# AIM
Where a line of the material contains the string "детского", copy that line.

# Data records
• • •

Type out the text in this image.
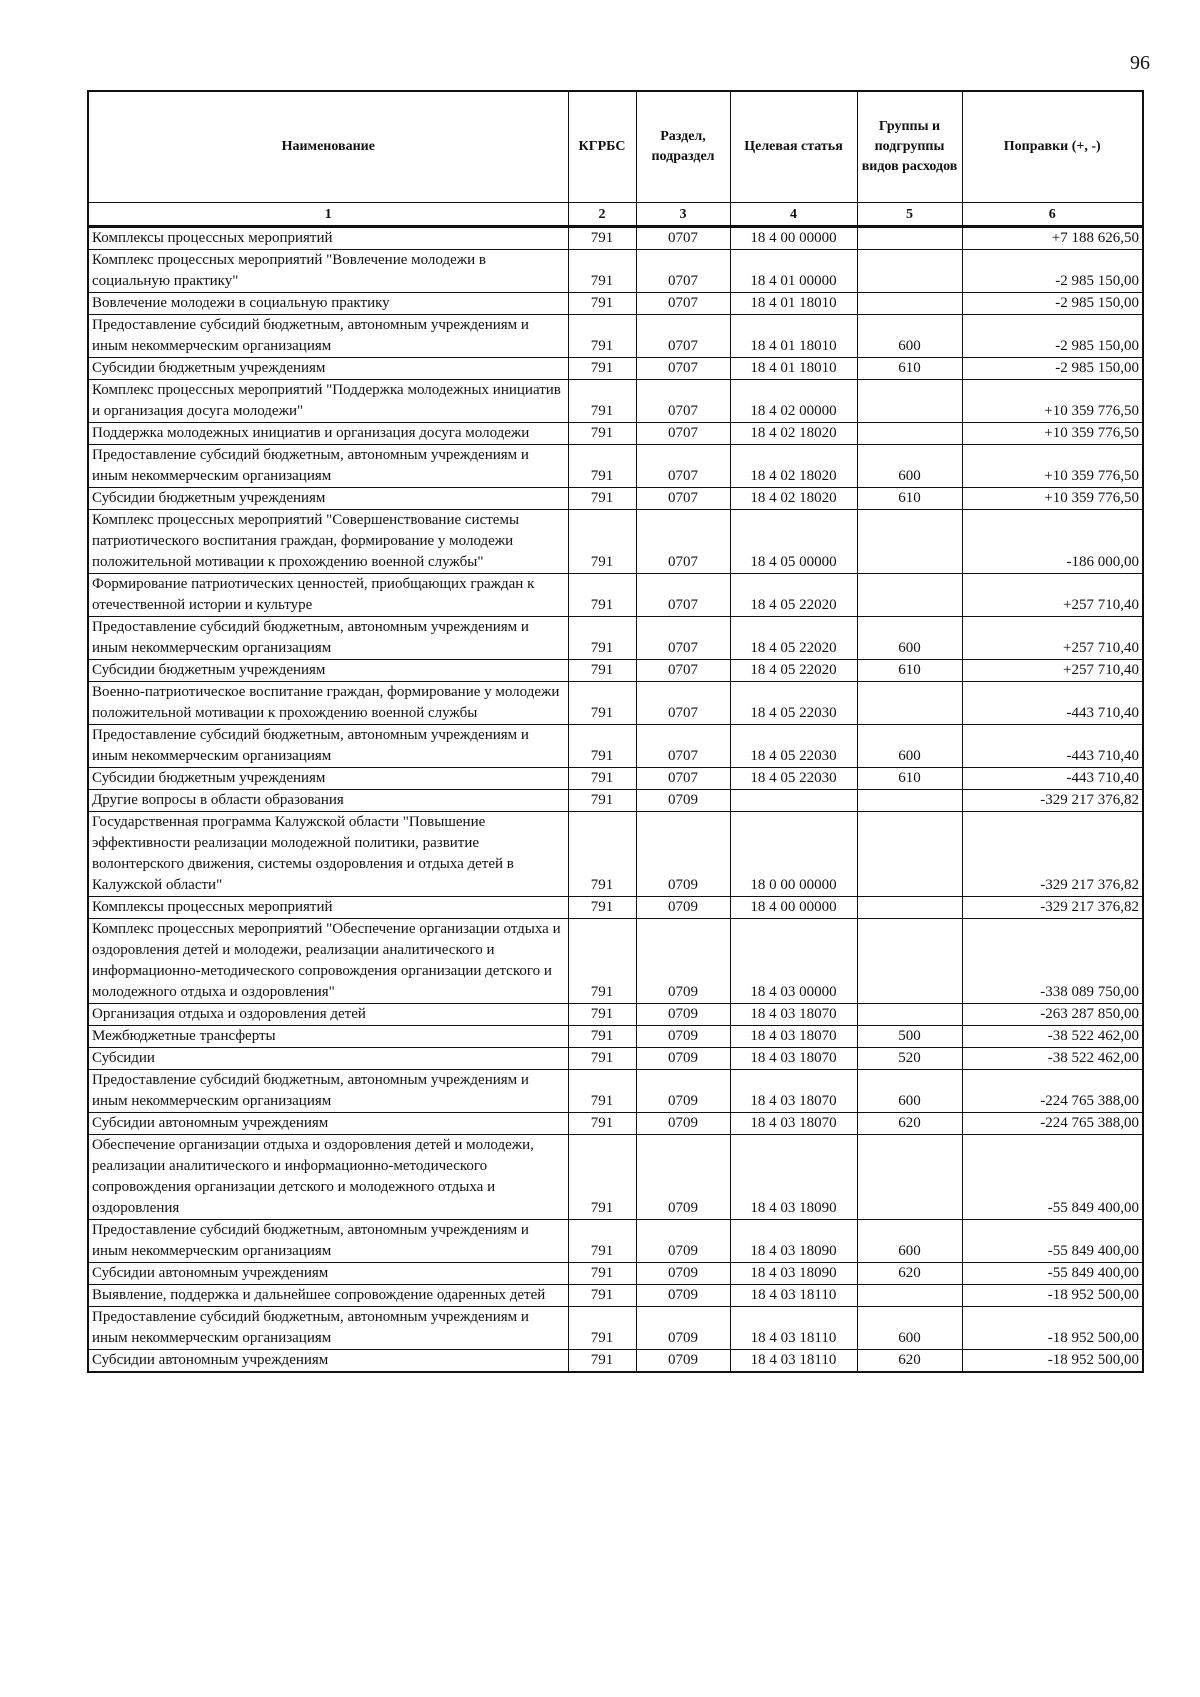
96
Наименование	КГРБС	Раздел, подраздел	Целевая статья	Группы и подгруппы видов расходов	Поправки (+, -)
1	2	3	4	5	6
Комплексы процессных мероприятий	791	0707	18 4 00 00000		+7 188 626,50
Комплекс процессных мероприятий "Вовлечение молодежи в социальную практику"	791	0707	18 4 01 00000		-2 985 150,00
Вовлечение молодежи в социальную практику	791	0707	18 4 01 18010		-2 985 150,00
Предоставление субсидий бюджетным, автономным учреждениям и иным некоммерческим организациям	791	0707	18 4 01 18010	600	-2 985 150,00
Субсидии бюджетным учреждениям	791	0707	18 4 01 18010	610	-2 985 150,00
Комплекс процессных мероприятий "Поддержка молодежных инициатив и организация досуга молодежи"	791	0707	18 4 02 00000		+10 359 776,50
Поддержка молодежных инициатив и организация досуга молодежи	791	0707	18 4 02 18020		+10 359 776,50
Предоставление субсидий бюджетным, автономным учреждениям и иным некоммерческим организациям	791	0707	18 4 02 18020	600	+10 359 776,50
Субсидии бюджетным учреждениям	791	0707	18 4 02 18020	610	+10 359 776,50
Комплекс процессных мероприятий "Совершенствование системы патриотического воспитания граждан, формирование у молодежи положительной мотивации к прохождению военной службы"	791	0707	18 4 05 00000		-186 000,00
Формирование патриотических ценностей, приобщающих граждан к отечественной истории и культуре	791	0707	18 4 05 22020		+257 710,40
Предоставление субсидий бюджетным, автономным учреждениям и иным некоммерческим организациям	791	0707	18 4 05 22020	600	+257 710,40
Субсидии бюджетным учреждениям	791	0707	18 4 05 22020	610	+257 710,40
Военно-патриотическое воспитание граждан, формирование у молодежи положительной мотивации к прохождению военной службы	791	0707	18 4 05 22030		-443 710,40
Предоставление субсидий бюджетным, автономным учреждениям и иным некоммерческим организациям	791	0707	18 4 05 22030	600	-443 710,40
Субсидии бюджетным учреждениям	791	0707	18 4 05 22030	610	-443 710,40
Другие вопросы в области образования	791	0709			-329 217 376,82
Государственная программа Калужской области "Повышение эффективности реализации молодежной политики, развитие волонтерского движения, системы оздоровления и отдыха детей в Калужской области"	791	0709	18 0 00 00000		-329 217 376,82
Комплексы процессных мероприятий	791	0709	18 4 00 00000		-329 217 376,82
Комплекс процессных мероприятий "Обеспечение организации отдыха и оздоровления детей и молодежи, реализации аналитического и информационно-методического сопровождения организации детского и молодежного отдыха и оздоровления"	791	0709	18 4 03 00000		-338 089 750,00
Организация отдыха и оздоровления детей	791	0709	18 4 03 18070		-263 287 850,00
Межбюджетные трансферты	791	0709	18 4 03 18070	500	-38 522 462,00
Субсидии	791	0709	18 4 03 18070	520	-38 522 462,00
Предоставление субсидий бюджетным, автономным учреждениям и иным некоммерческим организациям	791	0709	18 4 03 18070	600	-224 765 388,00
Субсидии автономным учреждениям	791	0709	18 4 03 18070	620	-224 765 388,00
Обеспечение организации отдыха и оздоровления детей и молодежи, реализации аналитического и информационно-методического сопровождения организации детского и молодежного отдыха и оздоровления	791	0709	18 4 03 18090		-55 849 400,00
Предоставление субсидий бюджетным, автономным учреждениям и иным некоммерческим организациям	791	0709	18 4 03 18090	600	-55 849 400,00
Субсидии автономным учреждениям	791	0709	18 4 03 18090	620	-55 849 400,00
Выявление, поддержка и дальнейшее сопровождение одаренных детей	791	0709	18 4 03 18110		-18 952 500,00
Предоставление субсидий бюджетным, автономным учреждениям и иным некоммерческим организациям	791	0709	18 4 03 18110	600	-18 952 500,00
Субсидии автономным учреждениям	791	0709	18 4 03 18110	620	-18 952 500,00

• • •

# FULL SOLUTION
Комплекс процессных мероприятий "Обеспечение организации отдыха и оздоровления детей и молодежи, реализации аналитического и информационно-методического сопровождения организации детского и молодежного отдыха и оздоровления"	791	0709	18 4 03 00000		-338 089 750,00
Обеспечение организации отдыха и оздоровления детей и молодежи, реализации аналитического и информационно-методического сопровождения организации детского и молодежного отдыха и оздоровления	791	0709	18 4 03 18090		-55 849 400,00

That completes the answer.